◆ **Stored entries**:
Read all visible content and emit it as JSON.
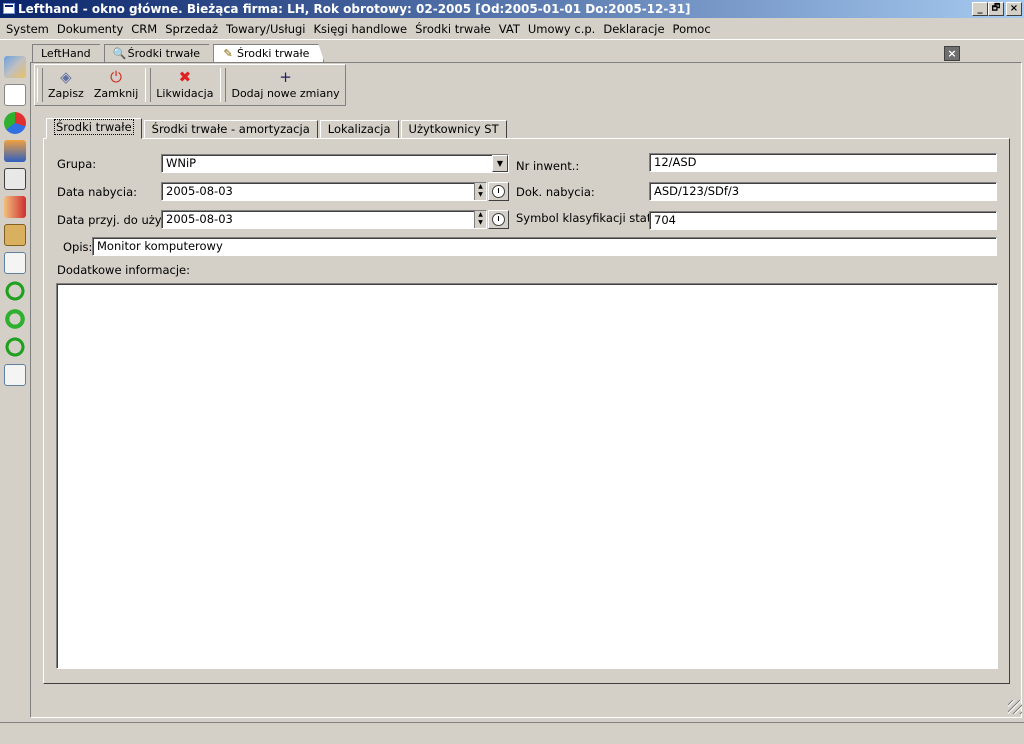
{
  "window": {
    "title": "Lefthand - okno główne. Bieżąca firma: LH, Rok obrotowy: 02-2005 [Od:2005-01-01 Do:2005-12-31]",
    "minimize": "_",
    "restore": "🗗",
    "close": "×"
  },
  "menu": [
    "System",
    "Dokumenty",
    "CRM",
    "Sprzedaż",
    "Towary/Usługi",
    "Księgi handlowe",
    "Środki trwałe",
    "VAT",
    "Umowy c.p.",
    "Deklaracje",
    "Pomoc"
  ],
  "doc_tabs": [
    {
      "label": "LeftHand",
      "icon": ""
    },
    {
      "label": "Środki trwałe",
      "icon": "magnifier-icon"
    },
    {
      "label": "Środki trwałe",
      "icon": "edit-document-icon"
    }
  ],
  "doc_close": "×",
  "toolbar": {
    "save_label": "Zapisz",
    "close_label": "Zamknij",
    "liquidate_label": "Likwidacja",
    "add_changes_label": "Dodaj nowe zmiany"
  },
  "content_tabs": [
    "Środki trwałe",
    "Środki trwałe - amortyzacja",
    "Lokalizacja",
    "Użytkownicy ST"
  ],
  "form": {
    "group_label": "Grupa:",
    "group_value": "WNiP",
    "acquired_label": "Data nabycia:",
    "acquired_value": "2005-08-03",
    "in_use_label": "Data przyj. do użytk.:",
    "in_use_value": "2005-08-03",
    "inv_label": "Nr inwent.:",
    "inv_value": "12/ASD",
    "doc_label": "Dok. nabycia:",
    "doc_value": "ASD/123/SDf/3",
    "symbol_label": "Symbol klasyfikacji statyst.:",
    "symbol_value": "704",
    "desc_label": "Opis:",
    "desc_value": "Monitor komputerowy",
    "extra_label": "Dodatkowe informacje:",
    "extra_value": ""
  },
  "colors": {
    "title_start": "#0a246a",
    "title_end": "#a6caf0",
    "face": "#d4d0c8"
  }
}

◆ **STATED TASK**:
Will you restate every entry word for word and omit the images?

◆ **TASK RESULT**:
Read all visible content and emit it as JSON.
{
  "window": {
    "title": "Lefthand - okno główne. Bieżąca firma: LH, Rok obrotowy: 02-2005 [Od:2005-01-01 Do:2005-12-31]",
    "minimize": "_",
    "restore": "🗗",
    "close": "×"
  },
  "menu": [
    "System",
    "Dokumenty",
    "CRM",
    "Sprzedaż",
    "Towary/Usługi",
    "Księgi handlowe",
    "Środki trwałe",
    "VAT",
    "Umowy c.p.",
    "Deklaracje",
    "Pomoc"
  ],
  "doc_tabs": [
    {
      "label": "LeftHand",
      "icon": ""
    },
    {
      "label": "Środki trwałe",
      "icon": "magnifier-icon"
    },
    {
      "label": "Środki trwałe",
      "icon": "edit-document-icon"
    }
  ],
  "doc_close": "×",
  "toolbar": {
    "save_label": "Zapisz",
    "close_label": "Zamknij",
    "liquidate_label": "Likwidacja",
    "add_changes_label": "Dodaj nowe zmiany"
  },
  "content_tabs": [
    "Środki trwałe",
    "Środki trwałe - amortyzacja",
    "Lokalizacja",
    "Użytkownicy ST"
  ],
  "form": {
    "group_label": "Grupa:",
    "group_value": "WNiP",
    "acquired_label": "Data nabycia:",
    "acquired_value": "2005-08-03",
    "in_use_label": "Data przyj. do użytk.:",
    "in_use_value": "2005-08-03",
    "inv_label": "Nr inwent.:",
    "inv_value": "12/ASD",
    "doc_label": "Dok. nabycia:",
    "doc_value": "ASD/123/SDf/3",
    "symbol_label": "Symbol klasyfikacji statyst.:",
    "symbol_value": "704",
    "desc_label": "Opis:",
    "desc_value": "Monitor komputerowy",
    "extra_label": "Dodatkowe informacje:",
    "extra_value": ""
  },
  "colors": {
    "title_start": "#0a246a",
    "title_end": "#a6caf0",
    "face": "#d4d0c8"
  }
}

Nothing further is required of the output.